#### REQUIREMENTS:
Copy each line that has the string "JSON" somewhere in it.

#### SUPPLIED RECORDS:

···

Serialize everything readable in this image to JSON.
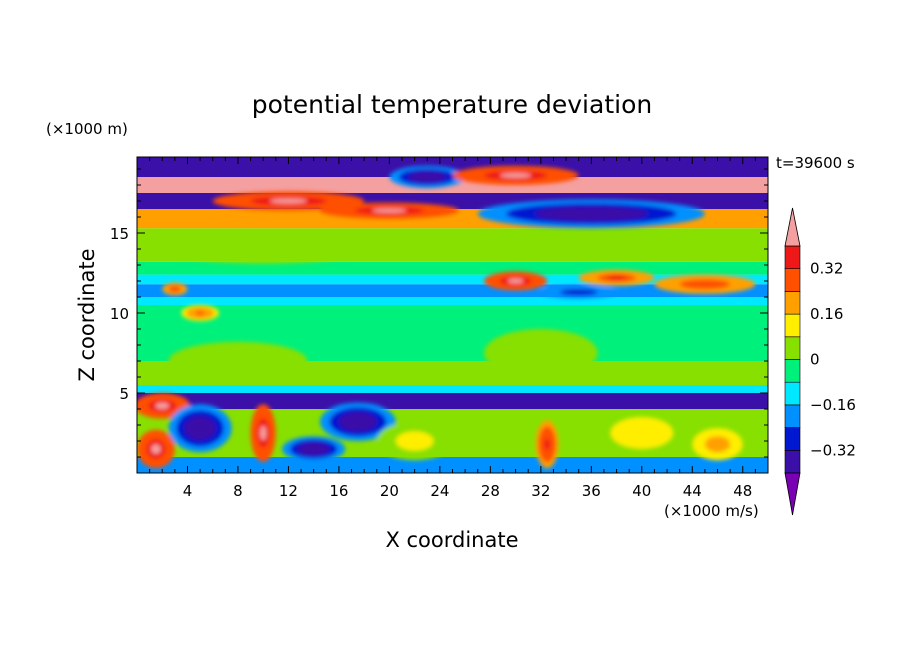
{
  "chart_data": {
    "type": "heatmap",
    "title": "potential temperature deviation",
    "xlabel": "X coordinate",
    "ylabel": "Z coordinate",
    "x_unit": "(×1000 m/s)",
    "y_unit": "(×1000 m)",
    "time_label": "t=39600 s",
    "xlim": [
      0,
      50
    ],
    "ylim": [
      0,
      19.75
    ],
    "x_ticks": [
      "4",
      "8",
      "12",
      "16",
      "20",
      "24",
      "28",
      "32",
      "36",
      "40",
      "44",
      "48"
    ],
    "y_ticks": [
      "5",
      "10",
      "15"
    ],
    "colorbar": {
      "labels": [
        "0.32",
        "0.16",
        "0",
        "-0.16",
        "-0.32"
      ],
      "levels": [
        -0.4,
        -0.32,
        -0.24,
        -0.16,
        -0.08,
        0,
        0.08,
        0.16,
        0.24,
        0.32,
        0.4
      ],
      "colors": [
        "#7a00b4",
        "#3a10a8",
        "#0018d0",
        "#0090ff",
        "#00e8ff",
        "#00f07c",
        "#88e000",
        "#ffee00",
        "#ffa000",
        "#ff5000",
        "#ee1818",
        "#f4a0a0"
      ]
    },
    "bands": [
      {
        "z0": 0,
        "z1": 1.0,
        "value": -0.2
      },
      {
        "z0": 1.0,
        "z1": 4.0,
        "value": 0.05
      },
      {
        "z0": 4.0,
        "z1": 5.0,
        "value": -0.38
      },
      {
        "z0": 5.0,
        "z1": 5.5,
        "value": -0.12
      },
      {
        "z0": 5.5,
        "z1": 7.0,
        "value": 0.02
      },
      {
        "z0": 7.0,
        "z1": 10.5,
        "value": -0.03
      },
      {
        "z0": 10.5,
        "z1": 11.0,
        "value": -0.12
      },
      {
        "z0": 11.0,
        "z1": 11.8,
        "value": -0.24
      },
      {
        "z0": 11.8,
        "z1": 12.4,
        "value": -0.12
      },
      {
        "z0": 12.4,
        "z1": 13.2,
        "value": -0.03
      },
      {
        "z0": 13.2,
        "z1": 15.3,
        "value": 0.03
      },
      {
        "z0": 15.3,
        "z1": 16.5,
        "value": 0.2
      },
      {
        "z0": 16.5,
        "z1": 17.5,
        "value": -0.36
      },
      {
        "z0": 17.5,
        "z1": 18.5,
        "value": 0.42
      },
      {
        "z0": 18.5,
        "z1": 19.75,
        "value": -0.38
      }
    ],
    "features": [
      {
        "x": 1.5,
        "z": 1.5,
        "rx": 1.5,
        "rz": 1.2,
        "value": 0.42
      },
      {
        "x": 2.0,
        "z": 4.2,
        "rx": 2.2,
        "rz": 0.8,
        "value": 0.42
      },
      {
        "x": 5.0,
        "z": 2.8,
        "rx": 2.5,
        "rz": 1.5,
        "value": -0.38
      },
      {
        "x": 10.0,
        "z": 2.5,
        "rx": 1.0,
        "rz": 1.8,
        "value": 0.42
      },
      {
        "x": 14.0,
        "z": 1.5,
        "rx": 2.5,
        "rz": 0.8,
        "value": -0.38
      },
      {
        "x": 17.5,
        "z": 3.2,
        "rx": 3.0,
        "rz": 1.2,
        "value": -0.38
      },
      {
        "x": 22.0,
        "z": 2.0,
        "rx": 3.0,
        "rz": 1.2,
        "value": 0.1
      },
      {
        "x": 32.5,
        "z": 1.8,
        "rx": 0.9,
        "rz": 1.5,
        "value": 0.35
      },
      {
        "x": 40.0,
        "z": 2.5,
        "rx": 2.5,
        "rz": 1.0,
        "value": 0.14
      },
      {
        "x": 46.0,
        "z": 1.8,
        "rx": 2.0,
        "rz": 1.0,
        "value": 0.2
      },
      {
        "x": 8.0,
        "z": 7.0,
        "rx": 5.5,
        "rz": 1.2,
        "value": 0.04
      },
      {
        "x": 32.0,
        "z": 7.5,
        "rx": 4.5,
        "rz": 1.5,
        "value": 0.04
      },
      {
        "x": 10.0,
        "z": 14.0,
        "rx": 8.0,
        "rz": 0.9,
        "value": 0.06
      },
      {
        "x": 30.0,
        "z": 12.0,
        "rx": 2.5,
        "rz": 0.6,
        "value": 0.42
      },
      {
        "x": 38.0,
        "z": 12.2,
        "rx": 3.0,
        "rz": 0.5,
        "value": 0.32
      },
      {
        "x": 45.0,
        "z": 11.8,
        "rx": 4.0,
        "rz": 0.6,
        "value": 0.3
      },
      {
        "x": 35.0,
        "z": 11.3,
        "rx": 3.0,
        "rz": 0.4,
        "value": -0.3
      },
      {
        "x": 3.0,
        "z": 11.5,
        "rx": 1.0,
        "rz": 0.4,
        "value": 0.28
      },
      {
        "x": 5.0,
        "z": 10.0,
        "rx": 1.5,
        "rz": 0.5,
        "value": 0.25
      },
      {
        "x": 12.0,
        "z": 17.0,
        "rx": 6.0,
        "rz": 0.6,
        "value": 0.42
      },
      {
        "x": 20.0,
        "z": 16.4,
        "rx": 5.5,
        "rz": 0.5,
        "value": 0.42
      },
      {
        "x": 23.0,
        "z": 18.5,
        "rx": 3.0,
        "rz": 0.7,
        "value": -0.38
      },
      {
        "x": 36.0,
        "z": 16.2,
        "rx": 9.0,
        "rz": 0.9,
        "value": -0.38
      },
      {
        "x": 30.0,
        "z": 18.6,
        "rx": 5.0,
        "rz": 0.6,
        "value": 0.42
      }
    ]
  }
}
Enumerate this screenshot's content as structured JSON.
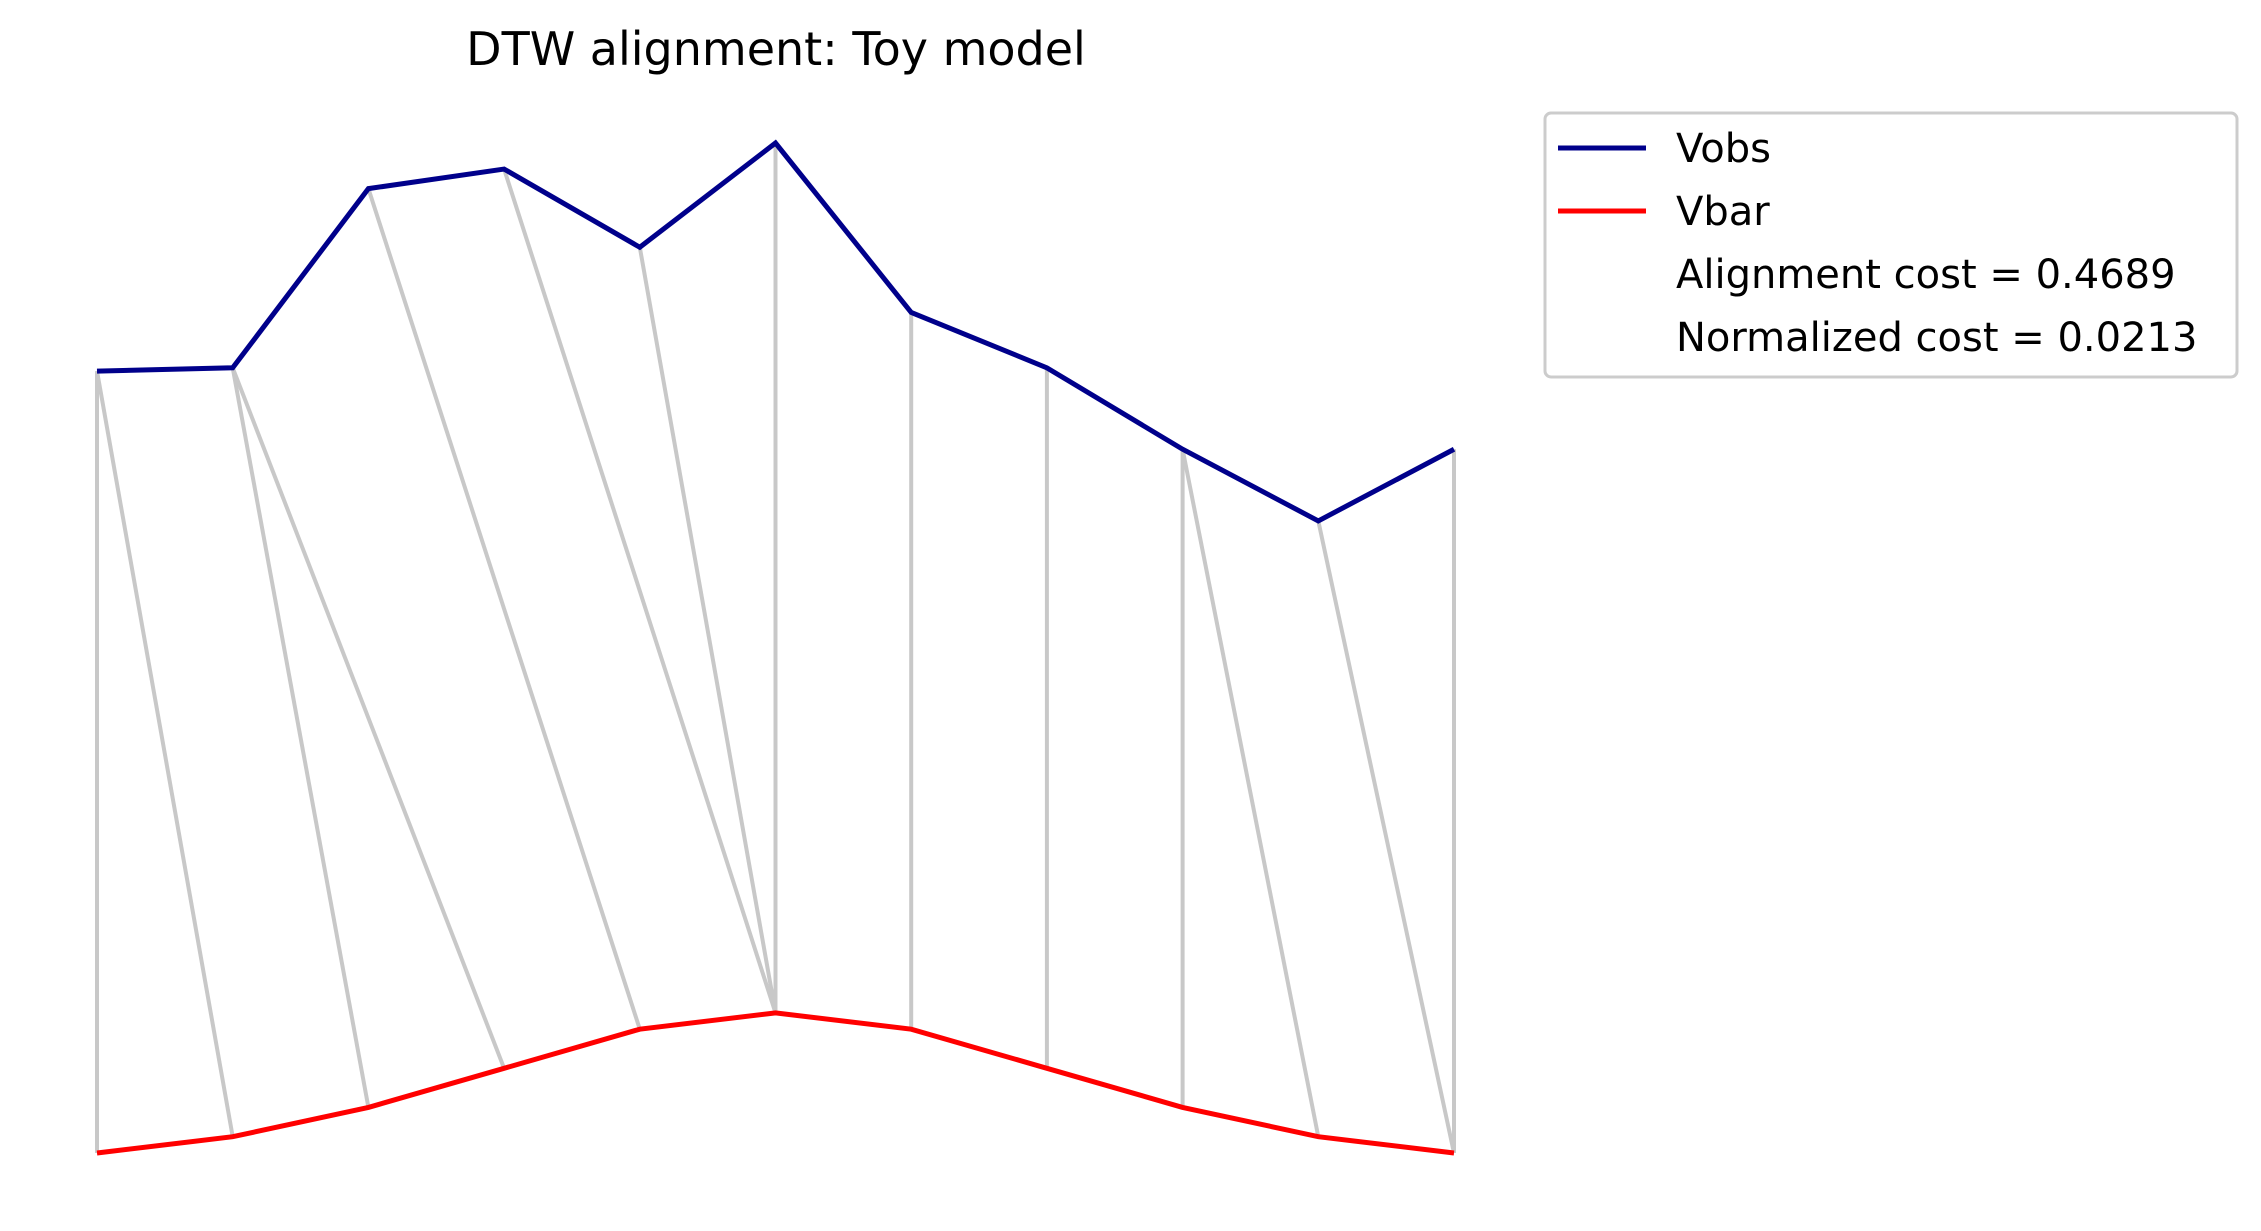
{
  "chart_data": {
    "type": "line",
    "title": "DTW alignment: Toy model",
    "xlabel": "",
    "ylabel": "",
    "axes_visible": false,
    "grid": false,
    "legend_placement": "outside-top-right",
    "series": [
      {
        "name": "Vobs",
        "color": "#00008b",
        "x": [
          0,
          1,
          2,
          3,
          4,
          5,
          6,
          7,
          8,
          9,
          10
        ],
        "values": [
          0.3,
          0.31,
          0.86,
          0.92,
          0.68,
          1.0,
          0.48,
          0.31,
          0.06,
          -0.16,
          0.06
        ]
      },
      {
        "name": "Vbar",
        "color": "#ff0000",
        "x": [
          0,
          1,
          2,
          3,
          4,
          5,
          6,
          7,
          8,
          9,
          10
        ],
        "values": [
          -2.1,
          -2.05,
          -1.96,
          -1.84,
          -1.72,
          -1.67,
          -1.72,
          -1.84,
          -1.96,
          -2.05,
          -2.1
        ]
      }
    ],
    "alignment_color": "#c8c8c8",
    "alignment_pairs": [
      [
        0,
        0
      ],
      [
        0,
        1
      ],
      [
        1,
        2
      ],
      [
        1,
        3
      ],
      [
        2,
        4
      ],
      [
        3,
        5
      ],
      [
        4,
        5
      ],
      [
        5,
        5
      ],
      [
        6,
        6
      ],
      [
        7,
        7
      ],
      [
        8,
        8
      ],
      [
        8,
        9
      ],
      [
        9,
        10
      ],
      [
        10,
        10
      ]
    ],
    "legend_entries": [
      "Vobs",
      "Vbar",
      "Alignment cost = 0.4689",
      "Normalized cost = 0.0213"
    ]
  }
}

···

#### THE RESPONSE:
Serialize everything readable in this image to JSON.
Enumerate this screenshot's content as structured JSON.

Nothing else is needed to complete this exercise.